(Records that describe figures)
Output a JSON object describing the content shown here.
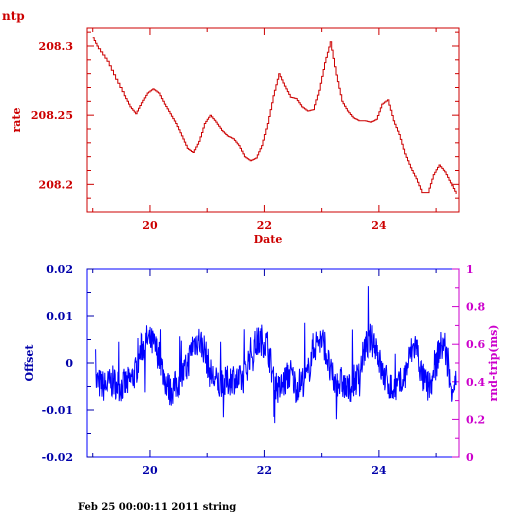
{
  "footer": {
    "text": "Feb 25 00:00:11 2011 string"
  },
  "colors": {
    "rate": "#cc0000",
    "offset": "#0000ff",
    "rtt": "#cc00cc",
    "axis_blue": "#0000aa"
  },
  "chart_data": [
    {
      "type": "line",
      "title": "ntp",
      "xlabel": "Date",
      "ylabel": "rate",
      "xlim": [
        18.9,
        25.4
      ],
      "ylim": [
        208.18,
        208.313
      ],
      "xticks": [
        20,
        22,
        24
      ],
      "xtick_labels": [
        "20",
        "22",
        "24"
      ],
      "yticks": [
        208.2,
        208.25,
        208.3
      ],
      "ytick_labels": [
        "208.2",
        "208.25",
        "208.3"
      ],
      "series": [
        {
          "x": [
            19.0,
            19.1,
            19.25,
            19.4,
            19.55,
            19.65,
            19.75,
            19.85,
            19.95,
            20.05,
            20.15,
            20.25,
            20.35,
            20.45,
            20.55,
            20.65,
            20.75,
            20.85,
            20.95,
            21.05,
            21.15,
            21.25,
            21.35,
            21.45,
            21.55,
            21.65,
            21.75,
            21.85,
            21.95,
            22.05,
            22.15,
            22.25,
            22.35,
            22.45,
            22.55,
            22.65,
            22.75,
            22.85,
            22.95,
            23.05,
            23.15,
            23.25,
            23.35,
            23.45,
            23.55,
            23.65,
            23.75,
            23.85,
            23.95,
            24.05,
            24.15,
            24.25,
            24.35,
            24.45,
            24.55,
            24.65,
            24.75,
            24.85,
            24.95,
            25.05,
            25.15,
            25.25,
            25.35
          ],
          "values": [
            208.306,
            208.298,
            208.289,
            208.276,
            208.264,
            208.256,
            208.251,
            208.259,
            208.266,
            208.269,
            208.266,
            208.258,
            208.251,
            208.244,
            208.235,
            208.226,
            208.223,
            208.231,
            208.244,
            208.25,
            208.245,
            208.239,
            208.235,
            208.233,
            208.228,
            208.22,
            208.217,
            208.219,
            208.228,
            208.244,
            208.264,
            208.28,
            208.271,
            208.263,
            208.262,
            208.256,
            208.253,
            208.254,
            208.268,
            208.288,
            208.303,
            208.279,
            208.26,
            208.253,
            208.248,
            208.246,
            208.246,
            208.245,
            208.247,
            208.258,
            208.261,
            208.246,
            208.236,
            208.222,
            208.212,
            208.204,
            208.194,
            208.194,
            208.207,
            208.214,
            208.209,
            208.201,
            208.193
          ]
        }
      ]
    },
    {
      "type": "line",
      "xlabel": "",
      "ylabel": "Offset",
      "y2label": "rnd-trip(ms)",
      "xlim": [
        18.9,
        25.4
      ],
      "ylim": [
        -0.02,
        0.02
      ],
      "y2lim": [
        0,
        1
      ],
      "xticks": [
        20,
        22,
        24
      ],
      "xtick_labels": [
        "20",
        "22",
        "24"
      ],
      "yticks": [
        -0.02,
        -0.01,
        0,
        0.01,
        0.02
      ],
      "ytick_labels": [
        "-0.02",
        "-0.01",
        "0",
        "0.01",
        "0.02"
      ],
      "y2ticks": [
        0,
        0.2,
        0.4,
        0.6,
        0.8,
        1
      ],
      "y2tick_labels": [
        "0",
        "0.2",
        "0.4",
        "0.6",
        "0.8",
        "1"
      ],
      "series": [
        {
          "x": [
            19.05,
            19.2,
            19.35,
            19.5,
            19.65,
            19.75,
            19.85,
            19.95,
            20.05,
            20.15,
            20.25,
            20.35,
            20.45,
            20.55,
            20.65,
            20.75,
            20.85,
            20.95,
            21.05,
            21.15,
            21.25,
            21.35,
            21.45,
            21.55,
            21.65,
            21.75,
            21.85,
            21.95,
            22.05,
            22.15,
            22.25,
            22.35,
            22.45,
            22.55,
            22.65,
            22.75,
            22.85,
            22.95,
            23.05,
            23.15,
            23.25,
            23.35,
            23.45,
            23.55,
            23.65,
            23.75,
            23.85,
            23.95,
            24.05,
            24.15,
            24.25,
            24.35,
            24.45,
            24.55,
            24.65,
            24.75,
            24.85,
            24.95,
            25.05,
            25.15,
            25.25,
            25.35
          ],
          "values": [
            -0.004,
            -0.005,
            -0.004,
            -0.005,
            -0.004,
            -0.002,
            0.003,
            0.005,
            0.004,
            0.002,
            -0.003,
            -0.006,
            -0.005,
            -0.003,
            -0.001,
            0.004,
            0.005,
            0.003,
            -0.002,
            -0.004,
            -0.005,
            -0.004,
            -0.003,
            -0.004,
            -0.003,
            0.002,
            0.004,
            0.005,
            0.004,
            -0.003,
            -0.006,
            -0.004,
            -0.002,
            -0.005,
            -0.004,
            -0.003,
            0.003,
            0.005,
            0.004,
            -0.002,
            -0.005,
            -0.004,
            -0.006,
            -0.004,
            -0.003,
            0.003,
            0.005,
            0.004,
            -0.002,
            -0.004,
            -0.006,
            -0.005,
            -0.003,
            0.002,
            0.004,
            -0.003,
            -0.005,
            -0.004,
            0.003,
            0.004,
            -0.005,
            -0.004
          ]
        }
      ]
    }
  ]
}
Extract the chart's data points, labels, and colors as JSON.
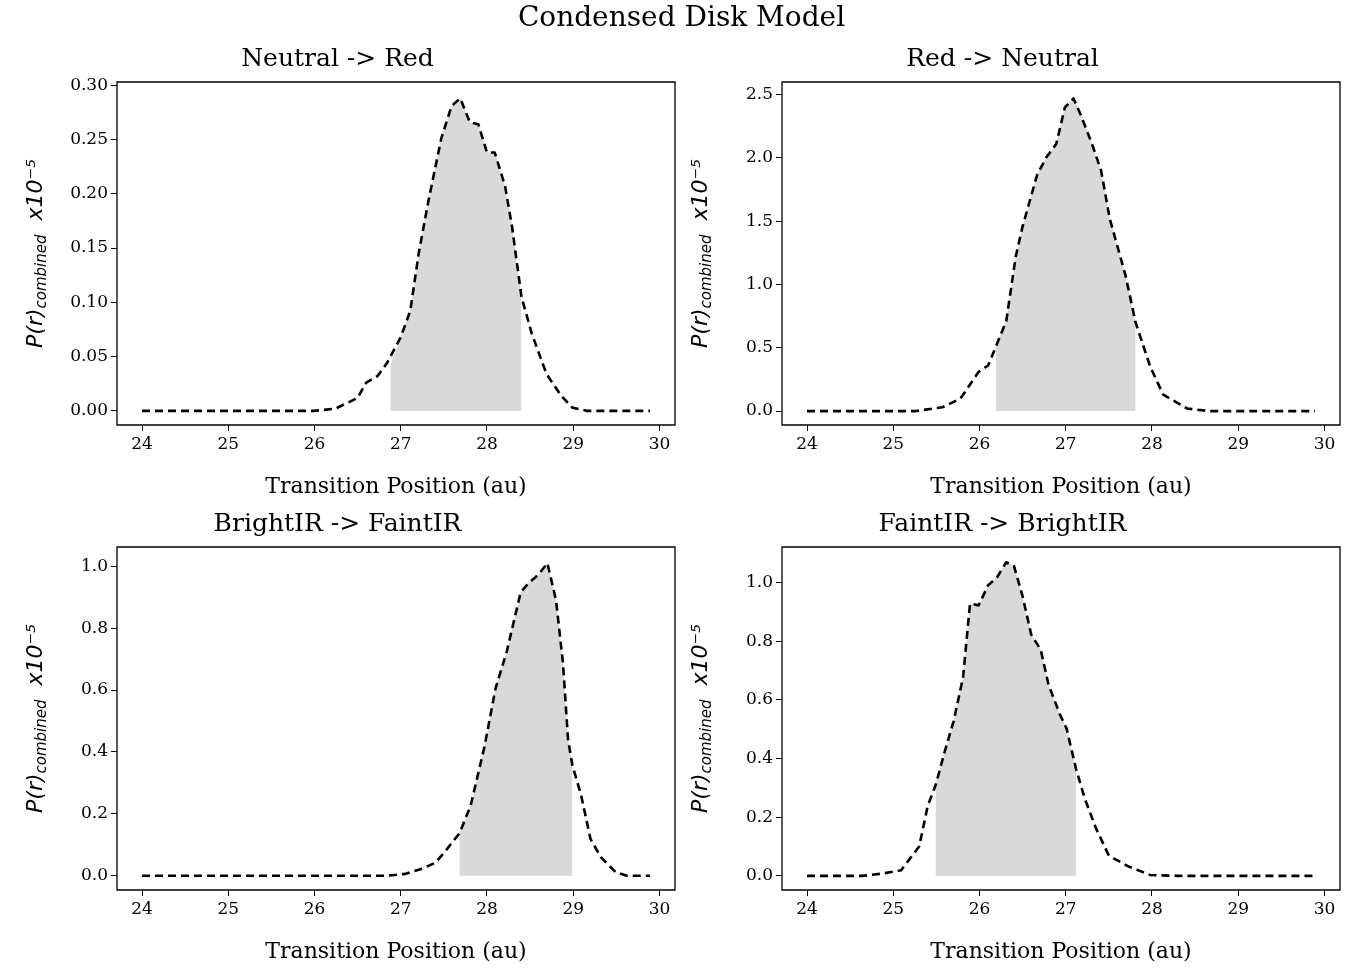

GIVEN PROBLEM:
Every line should be retyped exactly, with the pictures omitted.

SOLUTION:
Output a JSON object describing the content shown here.
{
  "footer": {
    "text": "Feb 25 00:00:11 2011 string"
  },
  "colors": {
    "rate": "#cc0000",
    "offset": "#0000ff",
    "rtt": "#cc00cc",
    "axis_blue": "#0000aa"
  },
  "chart_data": [
    {
      "type": "line",
      "title": "ntp",
      "xlabel": "Date",
      "ylabel": "rate",
      "xlim": [
        18.9,
        25.4
      ],
      "ylim": [
        208.18,
        208.313
      ],
      "xticks": [
        20,
        22,
        24
      ],
      "xtick_labels": [
        "20",
        "22",
        "24"
      ],
      "yticks": [
        208.2,
        208.25,
        208.3
      ],
      "ytick_labels": [
        "208.2",
        "208.25",
        "208.3"
      ],
      "series": [
        {
          "x": [
            19.0,
            19.1,
            19.25,
            19.4,
            19.55,
            19.65,
            19.75,
            19.85,
            19.95,
            20.05,
            20.15,
            20.25,
            20.35,
            20.45,
            20.55,
            20.65,
            20.75,
            20.85,
            20.95,
            21.05,
            21.15,
            21.25,
            21.35,
            21.45,
            21.55,
            21.65,
            21.75,
            21.85,
            21.95,
            22.05,
            22.15,
            22.25,
            22.35,
            22.45,
            22.55,
            22.65,
            22.75,
            22.85,
            22.95,
            23.05,
            23.15,
            23.25,
            23.35,
            23.45,
            23.55,
            23.65,
            23.75,
            23.85,
            23.95,
            24.05,
            24.15,
            24.25,
            24.35,
            24.45,
            24.55,
            24.65,
            24.75,
            24.85,
            24.95,
            25.05,
            25.15,
            25.25,
            25.35
          ],
          "values": [
            208.306,
            208.298,
            208.289,
            208.276,
            208.264,
            208.256,
            208.251,
            208.259,
            208.266,
            208.269,
            208.266,
            208.258,
            208.251,
            208.244,
            208.235,
            208.226,
            208.223,
            208.231,
            208.244,
            208.25,
            208.245,
            208.239,
            208.235,
            208.233,
            208.228,
            208.22,
            208.217,
            208.219,
            208.228,
            208.244,
            208.264,
            208.28,
            208.271,
            208.263,
            208.262,
            208.256,
            208.253,
            208.254,
            208.268,
            208.288,
            208.303,
            208.279,
            208.26,
            208.253,
            208.248,
            208.246,
            208.246,
            208.245,
            208.247,
            208.258,
            208.261,
            208.246,
            208.236,
            208.222,
            208.212,
            208.204,
            208.194,
            208.194,
            208.207,
            208.214,
            208.209,
            208.201,
            208.193
          ]
        }
      ]
    },
    {
      "type": "line",
      "xlabel": "",
      "ylabel": "Offset",
      "y2label": "rnd-trip(ms)",
      "xlim": [
        18.9,
        25.4
      ],
      "ylim": [
        -0.02,
        0.02
      ],
      "y2lim": [
        0,
        1
      ],
      "xticks": [
        20,
        22,
        24
      ],
      "xtick_labels": [
        "20",
        "22",
        "24"
      ],
      "yticks": [
        -0.02,
        -0.01,
        0,
        0.01,
        0.02
      ],
      "ytick_labels": [
        "-0.02",
        "-0.01",
        "0",
        "0.01",
        "0.02"
      ],
      "y2ticks": [
        0,
        0.2,
        0.4,
        0.6,
        0.8,
        1
      ],
      "y2tick_labels": [
        "0",
        "0.2",
        "0.4",
        "0.6",
        "0.8",
        "1"
      ],
      "series": [
        {
          "x": [
            19.05,
            19.2,
            19.35,
            19.5,
            19.65,
            19.75,
            19.85,
            19.95,
            20.05,
            20.15,
            20.25,
            20.35,
            20.45,
            20.55,
            20.65,
            20.75,
            20.85,
            20.95,
            21.05,
            21.15,
            21.25,
            21.35,
            21.45,
            21.55,
            21.65,
            21.75,
            21.85,
            21.95,
            22.05,
            22.15,
            22.25,
            22.35,
            22.45,
            22.55,
            22.65,
            22.75,
            22.85,
            22.95,
            23.05,
            23.15,
            23.25,
            23.35,
            23.45,
            23.55,
            23.65,
            23.75,
            23.85,
            23.95,
            24.05,
            24.15,
            24.25,
            24.35,
            24.45,
            24.55,
            24.65,
            24.75,
            24.85,
            24.95,
            25.05,
            25.15,
            25.25,
            25.35
          ],
          "values": [
            -0.004,
            -0.005,
            -0.004,
            -0.005,
            -0.004,
            -0.002,
            0.003,
            0.005,
            0.004,
            0.002,
            -0.003,
            -0.006,
            -0.005,
            -0.003,
            -0.001,
            0.004,
            0.005,
            0.003,
            -0.002,
            -0.004,
            -0.005,
            -0.004,
            -0.003,
            -0.004,
            -0.003,
            0.002,
            0.004,
            0.005,
            0.004,
            -0.003,
            -0.006,
            -0.004,
            -0.002,
            -0.005,
            -0.004,
            -0.003,
            0.003,
            0.005,
            0.004,
            -0.002,
            -0.005,
            -0.004,
            -0.006,
            -0.004,
            -0.003,
            0.003,
            0.005,
            0.004,
            -0.002,
            -0.004,
            -0.006,
            -0.005,
            -0.003,
            0.002,
            0.004,
            -0.003,
            -0.005,
            -0.004,
            0.003,
            0.004,
            -0.005,
            -0.004
          ]
        }
      ]
    }
  ]
}
Extract the chart's data points, labels, and colors as JSON.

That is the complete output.